• Instruction: Set down each record below precisely, skipping the pictures.

Start of Extracted records

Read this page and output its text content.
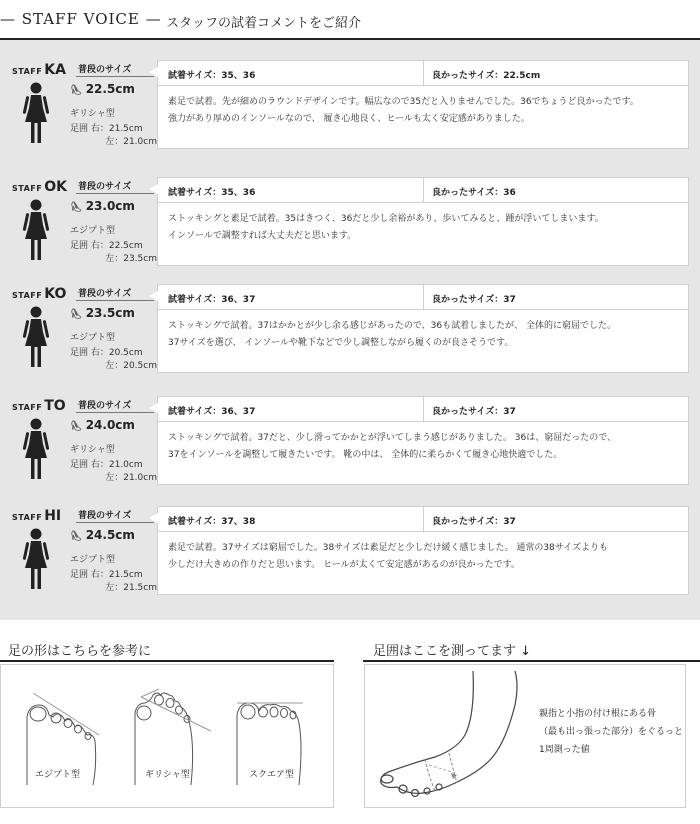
— STAFF VOICE — スタッフの試着コメントをご紹介
STAFF KA 普段のサイズ
👠︎ 22.5cm
ギリシャ型
足囲 右：21.5cm
左：21.0cm
試着サイズ：35、36	良かったサイズ：22.5cm
素足で試着。先が細めのラウンドデザインです。幅広なので35だと入りませんでした。36でちょうど良かったです。
強力があり厚めのインソールなので、 履き心地良く、ヒールも太く安定感がありました。
STAFF OK 普段のサイズ
👠︎ 23.0cm
エジプト型
足囲 右：22.5cm
左：23.5cm
試着サイズ：35、36	良かったサイズ：36
ストッキングと素足で試着。35はきつく、36だと少し余裕があり、歩いてみると、踵が浮いてしまいます。
インソールで調整すれば大丈夫だと思います。
STAFF KO 普段のサイズ
👠︎ 23.5cm
エジプト型
足囲 右：20.5cm
左：20.5cm
試着サイズ：36、37	良かったサイズ：37
ストッキングで試着。37はかかとが少し余る感じがあったので、36も試着しましたが、 全体的に窮屈でした。
37サイズを選び、 インソールや靴下などで少し調整しながら履くのが良さそうです。
STAFF TO 普段のサイズ
👠︎ 24.0cm
ギリシャ型
足囲 右：21.0cm
左：21.0cm
試着サイズ：36、37	良かったサイズ：37
ストッキングで試着。37だと、少し滑ってかかとが浮いてしまう感じがありました。 36は、窮屈だったので、
37をインソールを調整して履きたいです。 靴の中は、 全体的に柔らかくて履き心地快適でした。
STAFF HI 普段のサイズ
👠︎ 24.5cm
エジプト型
足囲 右：21.5cm
左：21.5cm
試着サイズ：37、38	良かったサイズ：37
素足で試着。37サイズは窮屈でした。38サイズは素足だと少しだけ緩く感じました。 通常の38サイズよりも
少しだけ大きめの作りだと思います。 ヒールが太くて安定感があるのが良かったです。
足の形はこちらを参考に
エジプト型	ギリシャ型	スクエア型
足囲はここを測ってます ↓
親指と小指の付け根にある骨
（最も出っ張った部分）をぐるっと
1周測った値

End of Extracted records

• The output:
Read this page and output its text content.
— STAFF VOICE — スタッフの試着コメントをご紹介
STAFF KA 普段のサイズ
👠︎ 22.5cm
ギリシャ型
足囲 右：21.5cm
左：21.0cm
試着サイズ：35、36	良かったサイズ：22.5cm
素足で試着。先が細めのラウンドデザインです。幅広なので35だと入りませんでした。36でちょうど良かったです。
強力があり厚めのインソールなので、 履き心地良く、ヒールも太く安定感がありました。
STAFF OK 普段のサイズ
👠︎ 23.0cm
エジプト型
足囲 右：22.5cm
左：23.5cm
試着サイズ：35、36	良かったサイズ：36
ストッキングと素足で試着。35はきつく、36だと少し余裕があり、歩いてみると、踵が浮いてしまいます。
インソールで調整すれば大丈夫だと思います。
STAFF KO 普段のサイズ
👠︎ 23.5cm
エジプト型
足囲 右：20.5cm
左：20.5cm
試着サイズ：36、37	良かったサイズ：37
ストッキングで試着。37はかかとが少し余る感じがあったので、36も試着しましたが、 全体的に窮屈でした。
37サイズを選び、 インソールや靴下などで少し調整しながら履くのが良さそうです。
STAFF TO 普段のサイズ
👠︎ 24.0cm
ギリシャ型
足囲 右：21.0cm
左：21.0cm
試着サイズ：36、37	良かったサイズ：37
ストッキングで試着。37だと、少し滑ってかかとが浮いてしまう感じがありました。 36は、窮屈だったので、
37をインソールを調整して履きたいです。 靴の中は、 全体的に柔らかくて履き心地快適でした。
STAFF HI 普段のサイズ
👠︎ 24.5cm
エジプト型
足囲 右：21.5cm
左：21.5cm
試着サイズ：37、38	良かったサイズ：37
素足で試着。37サイズは窮屈でした。38サイズは素足だと少しだけ緩く感じました。 通常の38サイズよりも
少しだけ大きめの作りだと思います。 ヒールが太くて安定感があるのが良かったです。
足の形はこちらを参考に
エジプト型	ギリシャ型	スクエア型
足囲はここを測ってます ↓
親指と小指の付け根にある骨
（最も出っ張った部分）をぐるっと
1周測った値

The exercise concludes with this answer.